- **Instruction**
Please transcribe the data below exactly. Leave the pictures out.

- **Information shown**
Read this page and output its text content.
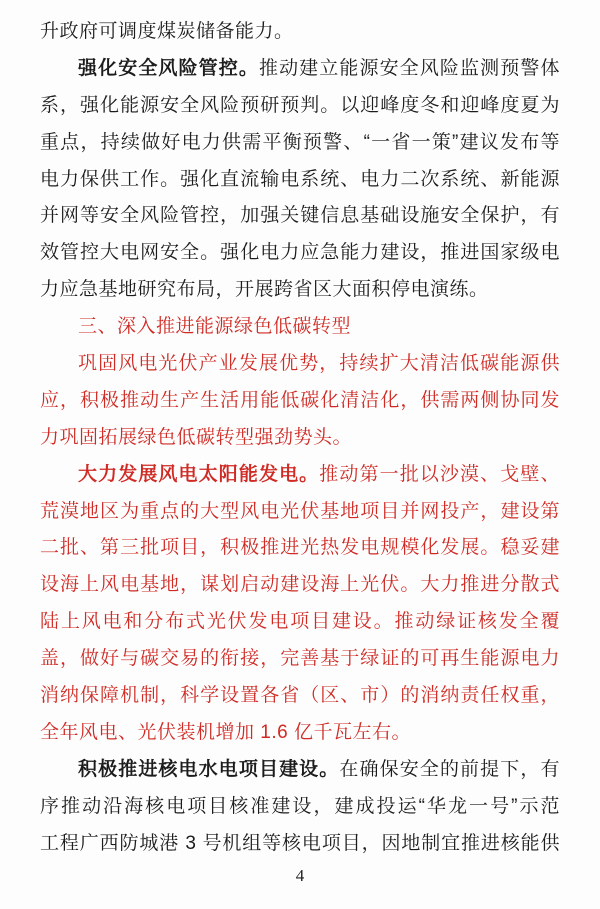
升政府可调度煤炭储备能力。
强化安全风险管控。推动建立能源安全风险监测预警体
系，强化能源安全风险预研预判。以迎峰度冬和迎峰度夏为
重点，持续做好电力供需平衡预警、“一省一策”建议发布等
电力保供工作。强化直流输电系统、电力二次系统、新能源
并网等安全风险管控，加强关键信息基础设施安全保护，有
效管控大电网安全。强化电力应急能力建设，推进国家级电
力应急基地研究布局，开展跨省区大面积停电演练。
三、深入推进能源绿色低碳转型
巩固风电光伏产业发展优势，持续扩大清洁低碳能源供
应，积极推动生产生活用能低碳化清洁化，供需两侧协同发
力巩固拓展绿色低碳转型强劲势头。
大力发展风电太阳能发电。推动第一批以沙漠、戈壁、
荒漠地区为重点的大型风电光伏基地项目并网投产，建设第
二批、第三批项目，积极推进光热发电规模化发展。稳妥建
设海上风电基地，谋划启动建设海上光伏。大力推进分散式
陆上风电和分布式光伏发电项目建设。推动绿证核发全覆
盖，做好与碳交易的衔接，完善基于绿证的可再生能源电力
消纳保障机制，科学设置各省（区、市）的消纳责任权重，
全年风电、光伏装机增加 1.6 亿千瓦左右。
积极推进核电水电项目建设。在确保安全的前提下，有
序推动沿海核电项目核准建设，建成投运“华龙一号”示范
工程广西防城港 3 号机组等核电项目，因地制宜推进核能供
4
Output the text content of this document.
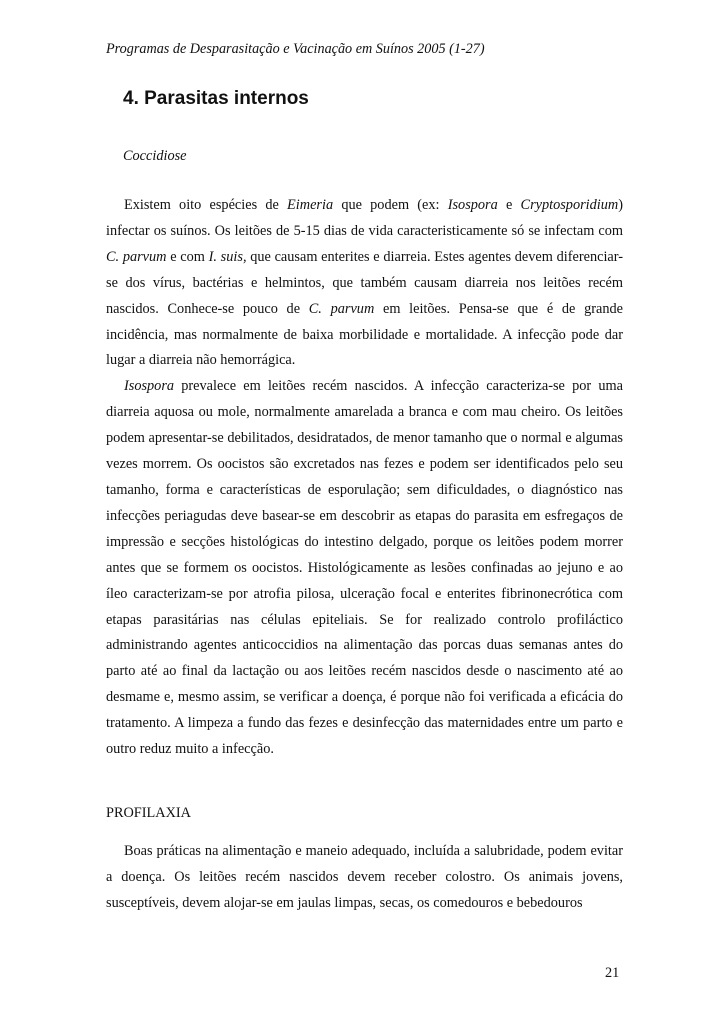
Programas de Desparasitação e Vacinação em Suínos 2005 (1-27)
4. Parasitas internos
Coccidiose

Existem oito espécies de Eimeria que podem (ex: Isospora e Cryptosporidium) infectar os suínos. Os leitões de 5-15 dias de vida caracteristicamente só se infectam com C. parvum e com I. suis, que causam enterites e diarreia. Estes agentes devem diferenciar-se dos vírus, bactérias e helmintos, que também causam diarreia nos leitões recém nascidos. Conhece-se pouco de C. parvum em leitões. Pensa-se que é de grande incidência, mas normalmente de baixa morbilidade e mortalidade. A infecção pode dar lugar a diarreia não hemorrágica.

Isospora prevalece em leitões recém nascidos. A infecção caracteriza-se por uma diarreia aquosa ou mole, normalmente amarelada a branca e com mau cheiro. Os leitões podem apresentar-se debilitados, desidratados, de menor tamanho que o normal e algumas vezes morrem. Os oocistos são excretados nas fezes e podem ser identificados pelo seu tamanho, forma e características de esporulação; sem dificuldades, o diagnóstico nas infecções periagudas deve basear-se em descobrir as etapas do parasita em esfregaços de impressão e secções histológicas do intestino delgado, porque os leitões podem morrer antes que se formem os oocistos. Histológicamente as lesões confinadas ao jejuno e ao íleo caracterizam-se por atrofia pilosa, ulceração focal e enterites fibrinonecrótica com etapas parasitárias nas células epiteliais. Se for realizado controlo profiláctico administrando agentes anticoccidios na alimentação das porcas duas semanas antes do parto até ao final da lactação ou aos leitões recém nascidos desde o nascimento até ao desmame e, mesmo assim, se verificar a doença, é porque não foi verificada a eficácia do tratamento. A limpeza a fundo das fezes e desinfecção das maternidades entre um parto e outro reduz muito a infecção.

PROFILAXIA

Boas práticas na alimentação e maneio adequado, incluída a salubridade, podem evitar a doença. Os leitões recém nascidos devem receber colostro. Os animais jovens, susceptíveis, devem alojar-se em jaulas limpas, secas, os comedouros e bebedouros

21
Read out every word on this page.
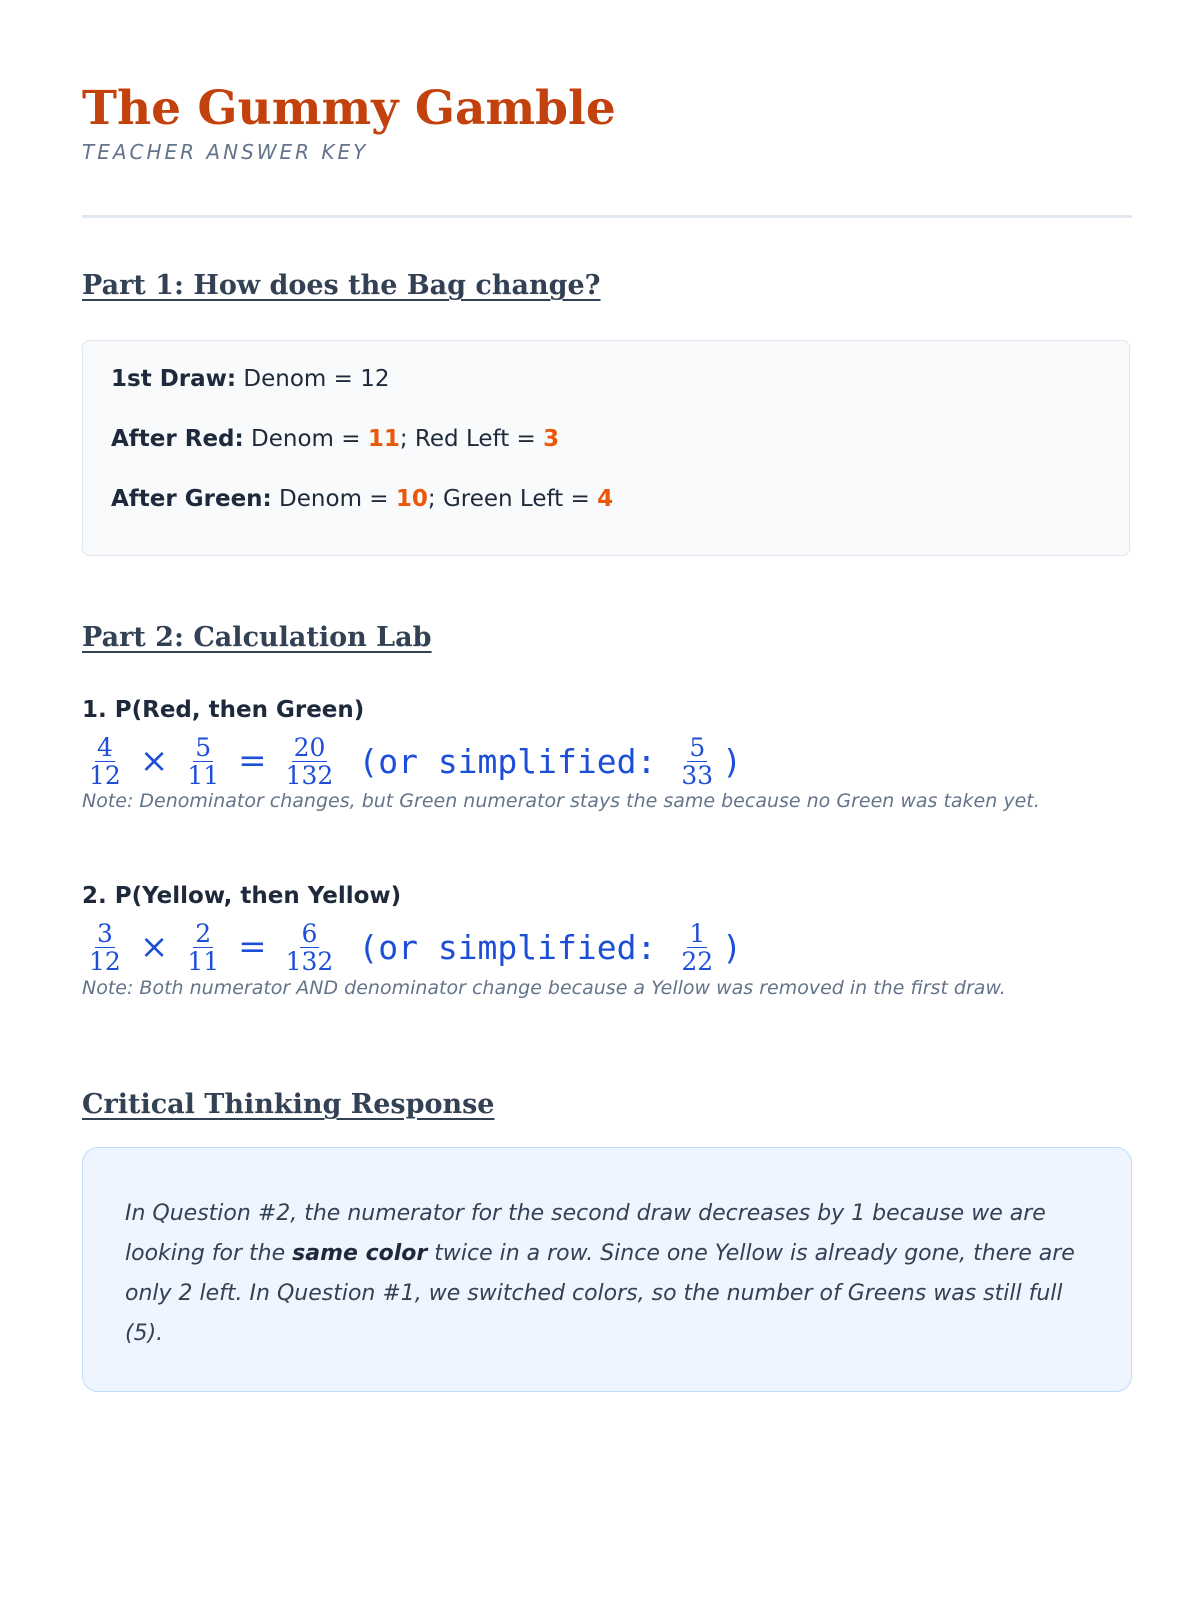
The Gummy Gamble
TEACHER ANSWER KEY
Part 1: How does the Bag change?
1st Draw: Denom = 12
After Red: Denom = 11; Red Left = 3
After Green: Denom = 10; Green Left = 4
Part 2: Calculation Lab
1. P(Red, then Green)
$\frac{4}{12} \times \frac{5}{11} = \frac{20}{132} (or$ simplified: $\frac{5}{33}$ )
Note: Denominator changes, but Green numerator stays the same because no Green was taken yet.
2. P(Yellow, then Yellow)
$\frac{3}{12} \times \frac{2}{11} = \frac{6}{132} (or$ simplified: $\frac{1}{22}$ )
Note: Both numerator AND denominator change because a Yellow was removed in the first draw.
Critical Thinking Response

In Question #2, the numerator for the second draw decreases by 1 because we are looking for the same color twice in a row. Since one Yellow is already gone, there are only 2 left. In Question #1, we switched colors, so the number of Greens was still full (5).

- **Result below**
Read this page and output its text content.
升政府可调度煤炭储备能力。
强化安全风险管控。推动建立能源安全风险监测预警体
系，强化能源安全风险预研预判。以迎峰度冬和迎峰度夏为
重点，持续做好电力供需平衡预警、“一省一策”建议发布等
电力保供工作。强化直流输电系统、电力二次系统、新能源
并网等安全风险管控，加强关键信息基础设施安全保护，有
效管控大电网安全。强化电力应急能力建设，推进国家级电
力应急基地研究布局，开展跨省区大面积停电演练。
三、深入推进能源绿色低碳转型
巩固风电光伏产业发展优势，持续扩大清洁低碳能源供
应，积极推动生产生活用能低碳化清洁化，供需两侧协同发
力巩固拓展绿色低碳转型强劲势头。
大力发展风电太阳能发电。推动第一批以沙漠、戈壁、
荒漠地区为重点的大型风电光伏基地项目并网投产，建设第
二批、第三批项目，积极推进光热发电规模化发展。稳妥建
设海上风电基地，谋划启动建设海上光伏。大力推进分散式
陆上风电和分布式光伏发电项目建设。推动绿证核发全覆
盖，做好与碳交易的衔接，完善基于绿证的可再生能源电力
消纳保障机制，科学设置各省（区、市）的消纳责任权重，
全年风电、光伏装机增加 1.6 亿千瓦左右。
积极推进核电水电项目建设。在确保安全的前提下，有
序推动沿海核电项目核准建设，建成投运“华龙一号”示范
工程广西防城港 3 号机组等核电项目，因地制宜推进核能供
4
Output the text content of this document.
Programas de Desparasitação e Vacinação em Suínos 2005 (1-27)
4. Parasitas internos
Coccidiose

Existem oito espécies de Eimeria que podem (ex: Isospora e Cryptosporidium) infectar os suínos. Os leitões de 5-15 dias de vida caracteristicamente só se infectam com C. parvum e com I. suis, que causam enterites e diarreia. Estes agentes devem diferenciar-se dos vírus, bactérias e helmintos, que também causam diarreia nos leitões recém nascidos. Conhece-se pouco de C. parvum em leitões. Pensa-se que é de grande incidência, mas normalmente de baixa morbilidade e mortalidade. A infecção pode dar lugar a diarreia não hemorrágica.

Isospora prevalece em leitões recém nascidos. A infecção caracteriza-se por uma diarreia aquosa ou mole, normalmente amarelada a branca e com mau cheiro. Os leitões podem apresentar-se debilitados, desidratados, de menor tamanho que o normal e algumas vezes morrem. Os oocistos são excretados nas fezes e podem ser identificados pelo seu tamanho, forma e características de esporulação; sem dificuldades, o diagnóstico nas infecções periagudas deve basear-se em descobrir as etapas do parasita em esfregaços de impressão e secções histológicas do intestino delgado, porque os leitões podem morrer antes que se formem os oocistos. Histológicamente as lesões confinadas ao jejuno e ao íleo caracterizam-se por atrofia pilosa, ulceração focal e enterites fibrinonecrótica com etapas parasitárias nas células epiteliais. Se for realizado controlo profiláctico administrando agentes anticoccidios na alimentação das porcas duas semanas antes do parto até ao final da lactação ou aos leitões recém nascidos desde o nascimento até ao desmame e, mesmo assim, se verificar a doença, é porque não foi verificada a eficácia do tratamento. A limpeza a fundo das fezes e desinfecção das maternidades entre um parto e outro reduz muito a infecção.

PROFILAXIA

Boas práticas na alimentação e maneio adequado, incluída a salubridade, podem evitar a doença. Os leitões recém nascidos devem receber colostro. Os animais jovens, susceptíveis, devem alojar-se em jaulas limpas, secas, os comedouros e bebedouros

21
Read out every word on this page.
The Gummy Gamble
TEACHER ANSWER KEY
Part 1: How does the Bag change?
1st Draw: Denom = 12
After Red: Denom = 11; Red Left = 3
After Green: Denom = 10; Green Left = 4
Part 2: Calculation Lab
1. P(Red, then Green)
$\frac{4}{12} \times \frac{5}{11} = \frac{20}{132} (or$ simplified: $\frac{5}{33}$ )
Note: Denominator changes, but Green numerator stays the same because no Green was taken yet.
2. P(Yellow, then Yellow)
$\frac{3}{12} \times \frac{2}{11} = \frac{6}{132} (or$ simplified: $\frac{1}{22}$ )
Note: Both numerator AND denominator change because a Yellow was removed in the first draw.
Critical Thinking Response

In Question #2, the numerator for the second draw decreases by 1 because we are looking for the same color twice in a row. Since one Yellow is already gone, there are only 2 left. In Question #1, we switched colors, so the number of Greens was still full (5).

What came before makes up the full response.